Source data -
....

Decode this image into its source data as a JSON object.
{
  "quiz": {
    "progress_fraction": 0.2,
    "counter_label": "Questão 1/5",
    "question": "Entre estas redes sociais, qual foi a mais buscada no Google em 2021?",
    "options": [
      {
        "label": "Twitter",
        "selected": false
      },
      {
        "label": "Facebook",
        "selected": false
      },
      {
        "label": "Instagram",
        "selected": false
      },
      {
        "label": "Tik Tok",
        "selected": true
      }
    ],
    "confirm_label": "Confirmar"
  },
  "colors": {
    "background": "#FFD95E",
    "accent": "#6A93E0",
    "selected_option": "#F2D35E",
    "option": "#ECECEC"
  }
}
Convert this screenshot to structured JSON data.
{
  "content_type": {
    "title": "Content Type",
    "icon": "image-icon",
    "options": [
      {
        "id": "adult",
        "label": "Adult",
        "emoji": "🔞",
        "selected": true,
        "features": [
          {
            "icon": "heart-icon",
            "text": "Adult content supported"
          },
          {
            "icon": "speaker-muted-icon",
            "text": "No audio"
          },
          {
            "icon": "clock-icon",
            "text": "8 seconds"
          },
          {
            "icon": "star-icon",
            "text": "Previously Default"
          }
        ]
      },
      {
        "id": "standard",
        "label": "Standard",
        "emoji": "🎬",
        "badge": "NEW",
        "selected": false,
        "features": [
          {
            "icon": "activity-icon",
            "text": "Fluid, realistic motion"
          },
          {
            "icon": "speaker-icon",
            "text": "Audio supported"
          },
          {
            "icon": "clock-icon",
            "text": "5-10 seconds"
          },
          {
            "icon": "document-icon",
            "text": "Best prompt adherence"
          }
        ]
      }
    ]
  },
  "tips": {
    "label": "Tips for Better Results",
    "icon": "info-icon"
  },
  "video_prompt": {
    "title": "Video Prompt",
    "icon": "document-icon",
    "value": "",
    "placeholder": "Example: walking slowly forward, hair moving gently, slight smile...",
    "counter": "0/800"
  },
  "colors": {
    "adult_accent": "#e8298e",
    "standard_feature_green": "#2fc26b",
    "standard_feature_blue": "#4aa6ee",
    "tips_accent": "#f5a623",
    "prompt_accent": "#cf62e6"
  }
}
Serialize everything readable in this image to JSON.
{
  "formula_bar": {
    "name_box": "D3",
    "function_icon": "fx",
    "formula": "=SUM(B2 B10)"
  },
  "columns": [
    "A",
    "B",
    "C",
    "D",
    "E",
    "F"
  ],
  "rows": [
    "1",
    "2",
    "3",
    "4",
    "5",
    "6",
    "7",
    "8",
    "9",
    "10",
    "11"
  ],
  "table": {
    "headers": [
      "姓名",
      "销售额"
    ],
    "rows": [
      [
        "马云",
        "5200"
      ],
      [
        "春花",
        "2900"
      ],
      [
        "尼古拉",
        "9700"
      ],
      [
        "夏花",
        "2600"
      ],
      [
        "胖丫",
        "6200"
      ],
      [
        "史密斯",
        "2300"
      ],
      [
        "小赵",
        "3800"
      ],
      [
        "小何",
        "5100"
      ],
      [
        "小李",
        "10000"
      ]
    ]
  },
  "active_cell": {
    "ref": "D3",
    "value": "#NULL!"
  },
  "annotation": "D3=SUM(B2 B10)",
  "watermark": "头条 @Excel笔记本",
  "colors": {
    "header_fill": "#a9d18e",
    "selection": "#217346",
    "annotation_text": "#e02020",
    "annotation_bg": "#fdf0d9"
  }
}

....

Within the listing, how many lines hold the word "this"? Only the number is to be given.

3